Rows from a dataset
▬▬▬

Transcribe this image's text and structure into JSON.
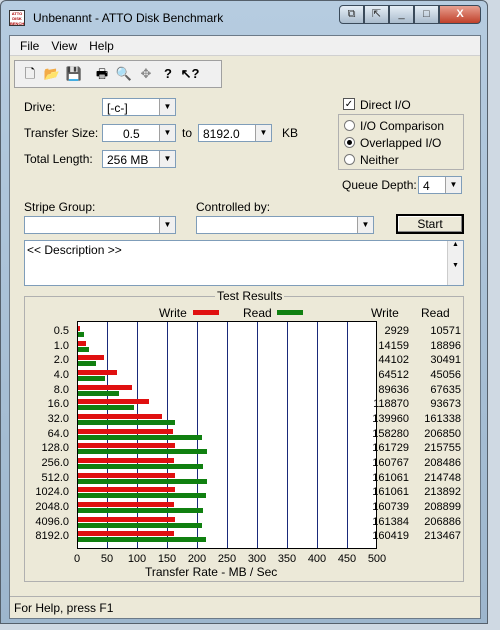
{
  "window": {
    "title": "Unbenannt - ATTO Disk Benchmark",
    "icon_text": "ATTO DISK BENCH"
  },
  "caption_buttons": [
    "⧉",
    "⇱",
    "_",
    "□",
    "X"
  ],
  "menu": [
    "File",
    "View",
    "Help"
  ],
  "toolbar": [
    "new-icon",
    "open-icon",
    "save-icon",
    "print-icon",
    "print-preview-icon",
    "move-icon",
    "help-icon",
    "context-help-icon"
  ],
  "form": {
    "drive_label": "Drive:",
    "drive_value": "[-c-]",
    "transfer_label": "Transfer Size:",
    "transfer_from": "0.5",
    "to_label": "to",
    "transfer_to": "8192.0",
    "kb_label": "KB",
    "length_label": "Total Length:",
    "length_value": "256 MB",
    "direct_io": "Direct I/O",
    "io_comparison": "I/O Comparison",
    "overlapped_io": "Overlapped I/O",
    "neither": "Neither",
    "queue_label": "Queue Depth:",
    "queue_value": "4",
    "stripe_label": "Stripe Group:",
    "controlled_label": "Controlled by:",
    "start": "Start",
    "description": "<< Description >>"
  },
  "results": {
    "title": "Test Results",
    "write_label": "Write",
    "read_label": "Read",
    "col_write": "Write",
    "col_read": "Read",
    "xlabel": "Transfer Rate - MB / Sec"
  },
  "chart_data": {
    "type": "bar",
    "categories": [
      "0.5",
      "1.0",
      "2.0",
      "4.0",
      "8.0",
      "16.0",
      "32.0",
      "64.0",
      "128.0",
      "256.0",
      "512.0",
      "1024.0",
      "2048.0",
      "4096.0",
      "8192.0"
    ],
    "series": [
      {
        "name": "Write",
        "color": "#e01010",
        "values": [
          2929,
          14159,
          44102,
          64512,
          89636,
          118870,
          139960,
          158280,
          161729,
          160767,
          161061,
          161061,
          160739,
          161384,
          160419
        ]
      },
      {
        "name": "Read",
        "color": "#108010",
        "values": [
          10571,
          18896,
          30491,
          45056,
          67635,
          93673,
          161338,
          206850,
          215755,
          208486,
          214748,
          213892,
          208899,
          206886,
          213467
        ]
      }
    ],
    "xticks": [
      "0",
      "50",
      "100",
      "150",
      "200",
      "250",
      "300",
      "350",
      "400",
      "450",
      "500"
    ],
    "xlim": [
      0,
      500
    ],
    "xlabel": "Transfer Rate - MB / Sec"
  },
  "status": "For Help, press F1"
}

▬▬▬

- **Work required**: Without including any pictures, print all of the material exactly as given.

- **Response below**:
Transcribe this image's text and structure into JSON.
{
  "window": {
    "title": "Unbenannt - ATTO Disk Benchmark",
    "icon_text": "ATTO DISK BENCH"
  },
  "caption_buttons": [
    "⧉",
    "⇱",
    "_",
    "□",
    "X"
  ],
  "menu": [
    "File",
    "View",
    "Help"
  ],
  "toolbar": [
    "new-icon",
    "open-icon",
    "save-icon",
    "print-icon",
    "print-preview-icon",
    "move-icon",
    "help-icon",
    "context-help-icon"
  ],
  "form": {
    "drive_label": "Drive:",
    "drive_value": "[-c-]",
    "transfer_label": "Transfer Size:",
    "transfer_from": "0.5",
    "to_label": "to",
    "transfer_to": "8192.0",
    "kb_label": "KB",
    "length_label": "Total Length:",
    "length_value": "256 MB",
    "direct_io": "Direct I/O",
    "io_comparison": "I/O Comparison",
    "overlapped_io": "Overlapped I/O",
    "neither": "Neither",
    "queue_label": "Queue Depth:",
    "queue_value": "4",
    "stripe_label": "Stripe Group:",
    "controlled_label": "Controlled by:",
    "start": "Start",
    "description": "<< Description >>"
  },
  "results": {
    "title": "Test Results",
    "write_label": "Write",
    "read_label": "Read",
    "col_write": "Write",
    "col_read": "Read",
    "xlabel": "Transfer Rate - MB / Sec"
  },
  "chart_data": {
    "type": "bar",
    "categories": [
      "0.5",
      "1.0",
      "2.0",
      "4.0",
      "8.0",
      "16.0",
      "32.0",
      "64.0",
      "128.0",
      "256.0",
      "512.0",
      "1024.0",
      "2048.0",
      "4096.0",
      "8192.0"
    ],
    "series": [
      {
        "name": "Write",
        "color": "#e01010",
        "values": [
          2929,
          14159,
          44102,
          64512,
          89636,
          118870,
          139960,
          158280,
          161729,
          160767,
          161061,
          161061,
          160739,
          161384,
          160419
        ]
      },
      {
        "name": "Read",
        "color": "#108010",
        "values": [
          10571,
          18896,
          30491,
          45056,
          67635,
          93673,
          161338,
          206850,
          215755,
          208486,
          214748,
          213892,
          208899,
          206886,
          213467
        ]
      }
    ],
    "xticks": [
      "0",
      "50",
      "100",
      "150",
      "200",
      "250",
      "300",
      "350",
      "400",
      "450",
      "500"
    ],
    "xlim": [
      0,
      500
    ],
    "xlabel": "Transfer Rate - MB / Sec"
  },
  "status": "For Help, press F1"
}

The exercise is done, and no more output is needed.